**Dataset rows**:

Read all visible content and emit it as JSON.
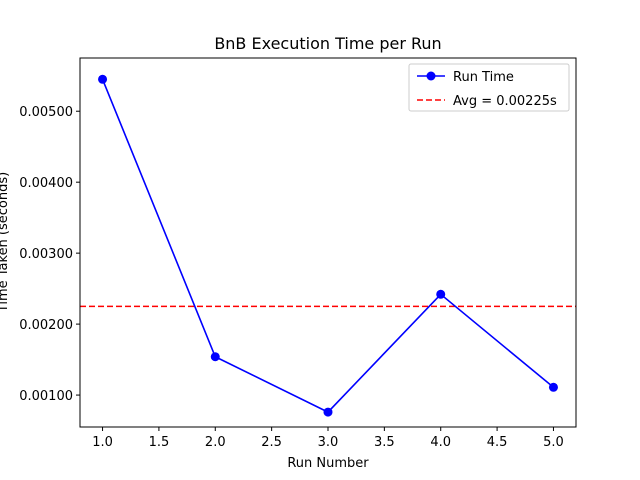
{
  "chart_data": {
    "type": "line",
    "title": "BnB Execution Time per Run",
    "xlabel": "Run Number",
    "ylabel": "Time Taken (seconds)",
    "x": [
      1,
      2,
      3,
      4,
      5
    ],
    "series": [
      {
        "name": "Run Time",
        "values": [
          0.00545,
          0.00154,
          0.00076,
          0.00242,
          0.00111
        ],
        "color": "#0000ff",
        "marker": "circle",
        "line_style": "solid"
      }
    ],
    "reference_lines": [
      {
        "name": "Avg = 0.00225s",
        "orientation": "horizontal",
        "value": 0.00225,
        "color": "#ff0000",
        "line_style": "dashed"
      }
    ],
    "xlim": [
      0.8,
      5.2
    ],
    "ylim": [
      0.00055,
      0.00575
    ],
    "x_ticks": [
      1.0,
      1.5,
      2.0,
      2.5,
      3.0,
      3.5,
      4.0,
      4.5,
      5.0
    ],
    "x_tick_labels": [
      "1.0",
      "1.5",
      "2.0",
      "2.5",
      "3.0",
      "3.5",
      "4.0",
      "4.5",
      "5.0"
    ],
    "y_ticks": [
      0.001,
      0.002,
      0.003,
      0.004,
      0.005
    ],
    "y_tick_labels": [
      "0.00100",
      "0.00200",
      "0.00300",
      "0.00400",
      "0.00500"
    ],
    "grid": false,
    "legend_position": "top-right"
  }
}
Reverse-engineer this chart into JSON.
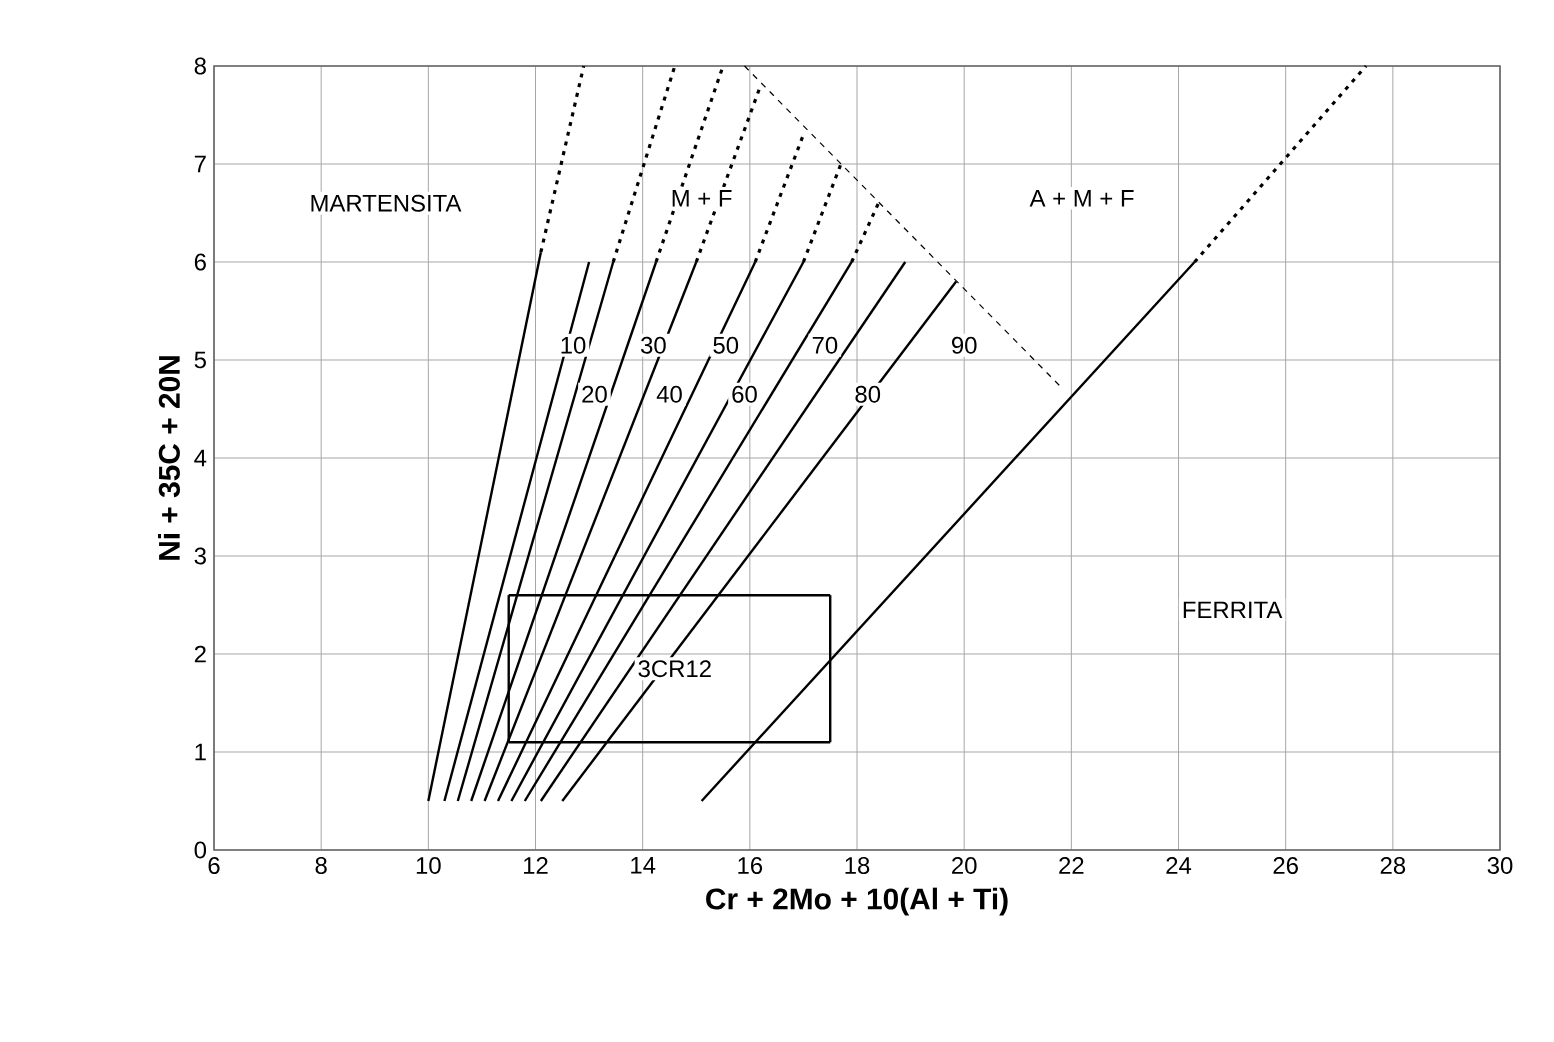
{
  "chart_data": {
    "type": "line",
    "xlabel": "Cr + 2Mo + 10(Al + Ti)",
    "ylabel": "Ni + 35C + 20N",
    "xlim": [
      6,
      30
    ],
    "ylim": [
      0,
      8
    ],
    "xticks": [
      6,
      8,
      10,
      12,
      14,
      16,
      18,
      20,
      22,
      24,
      26,
      28,
      30
    ],
    "yticks": [
      0,
      1,
      2,
      3,
      4,
      5,
      6,
      7,
      8
    ],
    "grid": true,
    "marker": "none",
    "series": [
      {
        "color": "#000000",
        "line_style": "solid",
        "x": [
          10,
          12.1
        ],
        "values": [
          0.5,
          6.1
        ]
      },
      {
        "color": "#000000",
        "line_style": "dotted",
        "x": [
          12.1,
          12.9
        ],
        "values": [
          6.1,
          8
        ]
      },
      {
        "color": "#000000",
        "line_style": "solid",
        "x": [
          15.1,
          24.3
        ],
        "values": [
          0.5,
          6
        ]
      },
      {
        "color": "#000000",
        "line_style": "dotted",
        "x": [
          24.3,
          27.5
        ],
        "values": [
          6,
          8
        ]
      },
      {
        "color": "#000000",
        "line_style": "dashed",
        "x": [
          15.9,
          21.85
        ],
        "values": [
          8,
          4.7
        ]
      },
      {
        "color": "#000000",
        "line_style": "solid",
        "x": [
          10.3,
          13.0
        ],
        "values": [
          0.5,
          6
        ]
      },
      {
        "color": "#000000",
        "line_style": "solid",
        "x": [
          10.55,
          13.45
        ],
        "values": [
          0.5,
          6
        ]
      },
      {
        "color": "#000000",
        "line_style": "solid",
        "x": [
          10.8,
          14.25
        ],
        "values": [
          0.5,
          6
        ]
      },
      {
        "color": "#000000",
        "line_style": "solid",
        "x": [
          11.05,
          15.0
        ],
        "values": [
          0.5,
          6
        ]
      },
      {
        "color": "#000000",
        "line_style": "solid",
        "x": [
          11.3,
          16.1
        ],
        "values": [
          0.5,
          6
        ]
      },
      {
        "color": "#000000",
        "line_style": "solid",
        "x": [
          11.55,
          17.0
        ],
        "values": [
          0.5,
          6
        ]
      },
      {
        "color": "#000000",
        "line_style": "solid",
        "x": [
          11.8,
          17.9
        ],
        "values": [
          0.5,
          6
        ]
      },
      {
        "color": "#000000",
        "line_style": "solid",
        "x": [
          12.1,
          18.9
        ],
        "values": [
          0.5,
          6
        ]
      },
      {
        "color": "#000000",
        "line_style": "solid",
        "x": [
          12.5,
          19.85
        ],
        "values": [
          0.5,
          5.8
        ]
      },
      {
        "color": "#000000",
        "line_style": "dotted",
        "x": [
          13.45,
          14.6
        ],
        "values": [
          6,
          8
        ]
      },
      {
        "color": "#000000",
        "line_style": "dotted",
        "x": [
          14.25,
          15.5
        ],
        "values": [
          6,
          8
        ]
      },
      {
        "color": "#000000",
        "line_style": "dotted",
        "x": [
          15.0,
          16.2
        ],
        "values": [
          6,
          7.8
        ]
      },
      {
        "color": "#000000",
        "line_style": "dotted",
        "x": [
          16.1,
          17.0
        ],
        "values": [
          6,
          7.3
        ]
      },
      {
        "color": "#000000",
        "line_style": "dotted",
        "x": [
          17.0,
          17.7
        ],
        "values": [
          6,
          7
        ]
      },
      {
        "color": "#000000",
        "line_style": "dotted",
        "x": [
          17.9,
          18.4
        ],
        "values": [
          6,
          6.6
        ]
      },
      {
        "color": "#000000",
        "line_style": "solid",
        "x": [
          11.5,
          17.5
        ],
        "values": [
          2.6,
          2.6
        ]
      },
      {
        "color": "#000000",
        "line_style": "solid",
        "x": [
          11.5,
          17.5
        ],
        "values": [
          1.1,
          1.1
        ]
      },
      {
        "color": "#000000",
        "line_style": "solid",
        "x": [
          11.5,
          11.5
        ],
        "values": [
          1.1,
          2.6
        ]
      },
      {
        "color": "#000000",
        "line_style": "solid",
        "x": [
          17.5,
          17.5
        ],
        "values": [
          1.1,
          2.6
        ]
      }
    ],
    "annotations": [
      "MARTENSITA",
      "M + F",
      "A + M + F",
      "FERRITA",
      {
        "text": "3CR12",
        "x": 14.6,
        "y": 1.85
      },
      {
        "text": "10",
        "x": 12.7,
        "y": 5.15
      },
      {
        "text": "30",
        "x": 14.2,
        "y": 5.15
      },
      {
        "text": "50",
        "x": 15.55,
        "y": 5.15
      },
      {
        "text": "70",
        "x": 17.4,
        "y": 5.15
      },
      {
        "text": "90",
        "x": 20.0,
        "y": 5.15
      },
      {
        "text": "20",
        "x": 13.1,
        "y": 4.65
      },
      {
        "text": "40",
        "x": 14.5,
        "y": 4.65
      },
      {
        "text": "60",
        "x": 15.9,
        "y": 4.65
      },
      {
        "text": "80",
        "x": 18.2,
        "y": 4.65
      }
    ]
  }
}
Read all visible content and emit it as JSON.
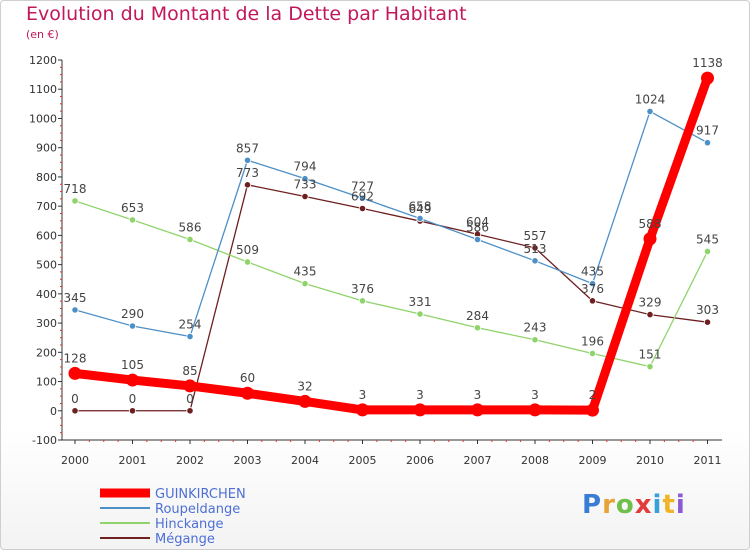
{
  "title": "Evolution du Montant de la Dette par Habitant",
  "subtitle": "(en €)",
  "logo": {
    "text": "Proxiti",
    "colors": [
      "#3a7bd5",
      "#e8a23a",
      "#6fbf4a",
      "#e23b3b",
      "#3aa0d8",
      "#f0b429",
      "#8b5bd4"
    ]
  },
  "chart_data": {
    "type": "line",
    "title": "Evolution du Montant de la Dette par Habitant",
    "subtitle": "(en €)",
    "xlabel": "",
    "ylabel": "",
    "categories": [
      "2000",
      "2001",
      "2002",
      "2003",
      "2004",
      "2005",
      "2006",
      "2007",
      "2008",
      "2009",
      "2010",
      "2011"
    ],
    "ylim": [
      -100,
      1200
    ],
    "yticks": [
      -100,
      0,
      100,
      200,
      300,
      400,
      500,
      600,
      700,
      800,
      900,
      1000,
      1100,
      1200
    ],
    "grid": false,
    "legend_position": "bottom-left",
    "series": [
      {
        "name": "GUINKIRCHEN",
        "color": "#ff0000",
        "values": [
          128,
          105,
          85,
          60,
          32,
          3,
          3,
          3,
          3,
          2,
          588,
          1138
        ]
      },
      {
        "name": "Roupeldange",
        "color": "#4d8fc7",
        "values": [
          345,
          290,
          254,
          857,
          794,
          727,
          658,
          586,
          513,
          435,
          1024,
          917
        ]
      },
      {
        "name": "Hinckange",
        "color": "#8fd46b",
        "values": [
          718,
          653,
          586,
          509,
          435,
          376,
          331,
          284,
          243,
          196,
          151,
          545
        ]
      },
      {
        "name": "Mégange",
        "color": "#6e1f1f",
        "values": [
          0,
          0,
          0,
          773,
          733,
          692,
          649,
          604,
          557,
          376,
          329,
          303
        ]
      }
    ]
  }
}
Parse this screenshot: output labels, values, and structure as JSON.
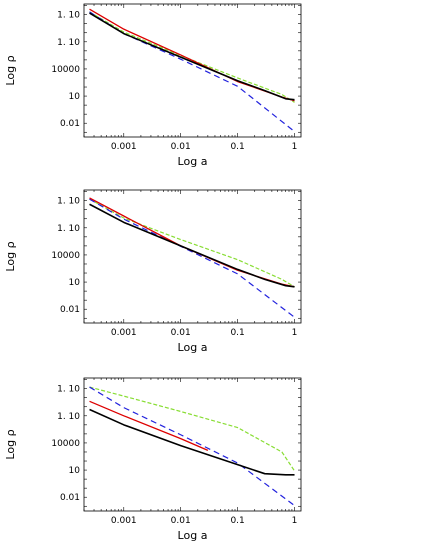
{
  "chart_data": [
    {
      "type": "line",
      "xlabel": "Log a",
      "ylabel": "Log ρ",
      "x_scale": "log",
      "y_scale": "log",
      "xlim": [
        0.0002,
        1.3
      ],
      "ylim": [
        0.0003,
        150000000000.0
      ],
      "x_ticks": [
        {
          "value": 0.001,
          "label": "0.001"
        },
        {
          "value": 0.01,
          "label": "0.01"
        },
        {
          "value": 0.1,
          "label": "0.1"
        },
        {
          "value": 1,
          "label": "1"
        }
      ],
      "y_ticks": [
        {
          "value": 0.01,
          "label": "0.01"
        },
        {
          "value": 10,
          "label": "10"
        },
        {
          "value": 10000,
          "label": "10000"
        },
        {
          "value": 10000000.0,
          "label": "1. 10"
        },
        {
          "value": 10000000000.0,
          "label": "1. 10"
        }
      ],
      "y_tick_exponents": {
        "1e7": "7",
        "1e10": "10"
      },
      "series": [
        {
          "color": "#dd0000",
          "style": "solid",
          "x": [
            0.00025,
            0.001,
            0.01,
            0.1,
            0.6,
            1.0
          ],
          "y": [
            40000000000.0,
            250000000.0,
            350000.0,
            400,
            8,
            3
          ]
        },
        {
          "color": "#88dd33",
          "style": "dashed",
          "x": [
            0.00025,
            0.001,
            0.01,
            0.1,
            0.6,
            1.0
          ],
          "y": [
            20000000000.0,
            120000000.0,
            300000.0,
            1000,
            15,
            2
          ]
        },
        {
          "color": "#2222dd",
          "style": "dashed",
          "x": [
            0.00025,
            0.001,
            0.01,
            0.1,
            1.0
          ],
          "y": [
            20000000000.0,
            80000000.0,
            120000.0,
            120,
            0.0012
          ]
        },
        {
          "color": "#000000",
          "style": "solid",
          "x": [
            0.00025,
            0.001,
            0.01,
            0.1,
            0.3,
            0.7,
            1.0
          ],
          "y": [
            15000000000.0,
            80000000.0,
            200000.0,
            500,
            40,
            5,
            4
          ]
        }
      ]
    },
    {
      "type": "line",
      "xlabel": "Log a",
      "ylabel": "Log ρ",
      "x_scale": "log",
      "y_scale": "log",
      "xlim": [
        0.0002,
        1.3
      ],
      "ylim": [
        0.0003,
        150000000000.0
      ],
      "x_ticks": [
        {
          "value": 0.001,
          "label": "0.001"
        },
        {
          "value": 0.01,
          "label": "0.01"
        },
        {
          "value": 0.1,
          "label": "0.1"
        },
        {
          "value": 1,
          "label": "1"
        }
      ],
      "y_ticks": [
        {
          "value": 0.01,
          "label": "0.01"
        },
        {
          "value": 10,
          "label": "10"
        },
        {
          "value": 10000,
          "label": "10000"
        },
        {
          "value": 10000000.0,
          "label": "1. 10"
        },
        {
          "value": 10000000000.0,
          "label": "1. 10"
        }
      ],
      "y_tick_exponents": {
        "1e7": "7",
        "1e10": "10"
      },
      "series": [
        {
          "color": "#dd0000",
          "style": "solid",
          "x": [
            0.00025,
            0.001,
            0.01,
            0.1,
            0.6,
            1.0
          ],
          "y": [
            20000000000.0,
            200000000.0,
            100000.0,
            200,
            6,
            3
          ]
        },
        {
          "color": "#88dd33",
          "style": "dashed",
          "x": [
            0.00025,
            0.001,
            0.01,
            0.1,
            0.6,
            1.0
          ],
          "y": [
            15000000000.0,
            120000000.0,
            500000.0,
            3000,
            20,
            3
          ]
        },
        {
          "color": "#2222dd",
          "style": "dashed",
          "x": [
            0.00025,
            0.001,
            0.01,
            0.1,
            1.0
          ],
          "y": [
            15000000000.0,
            90000000.0,
            90000.0,
            80,
            0.0013
          ]
        },
        {
          "color": "#000000",
          "style": "solid",
          "x": [
            0.00025,
            0.001,
            0.01,
            0.1,
            0.3,
            0.7,
            1.0
          ],
          "y": [
            4000000000.0,
            40000000.0,
            100000.0,
            250,
            20,
            4,
            3
          ]
        }
      ]
    },
    {
      "type": "line",
      "xlabel": "Log a",
      "ylabel": "Log ρ",
      "x_scale": "log",
      "y_scale": "log",
      "xlim": [
        0.0002,
        1.3
      ],
      "ylim": [
        0.0003,
        150000000000.0
      ],
      "x_ticks": [
        {
          "value": 0.001,
          "label": "0.001"
        },
        {
          "value": 0.01,
          "label": "0.01"
        },
        {
          "value": 0.1,
          "label": "0.1"
        },
        {
          "value": 1,
          "label": "1"
        }
      ],
      "y_ticks": [
        {
          "value": 0.01,
          "label": "0.01"
        },
        {
          "value": 10,
          "label": "10"
        },
        {
          "value": 10000,
          "label": "10000"
        },
        {
          "value": 10000000.0,
          "label": "1. 10"
        },
        {
          "value": 10000000000.0,
          "label": "1. 10"
        }
      ],
      "y_tick_exponents": {
        "1e7": "7",
        "1e10": "10"
      },
      "series": [
        {
          "color": "#dd0000",
          "style": "solid",
          "x": [
            0.00025,
            0.001,
            0.01,
            0.03
          ],
          "y": [
            400000000.0,
            10000000.0,
            30000.0,
            1500
          ]
        },
        {
          "color": "#88dd33",
          "style": "dashed",
          "x": [
            0.00025,
            0.001,
            0.01,
            0.1,
            0.6,
            1.0
          ],
          "y": [
            15000000000.0,
            1500000000.0,
            30000000.0,
            500000.0,
            1000,
            8
          ]
        },
        {
          "color": "#2222dd",
          "style": "dashed",
          "x": [
            0.00025,
            0.001,
            0.01,
            0.1,
            1.0
          ],
          "y": [
            15000000000.0,
            80000000.0,
            80000.0,
            60,
            0.0012
          ]
        },
        {
          "color": "#000000",
          "style": "solid",
          "x": [
            0.00025,
            0.001,
            0.01,
            0.1,
            0.3,
            0.7,
            1.0
          ],
          "y": [
            50000000.0,
            1000000.0,
            5000.0,
            40,
            4,
            3,
            3
          ]
        }
      ]
    }
  ]
}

**Task prompt**: Select and copy every line of the material that holds the string "Habitant".

**Right answer**:
  "title": "Evolution du Montant de la Dette par Habitant",
    "title": "Evolution du Montant de la Dette par Habitant",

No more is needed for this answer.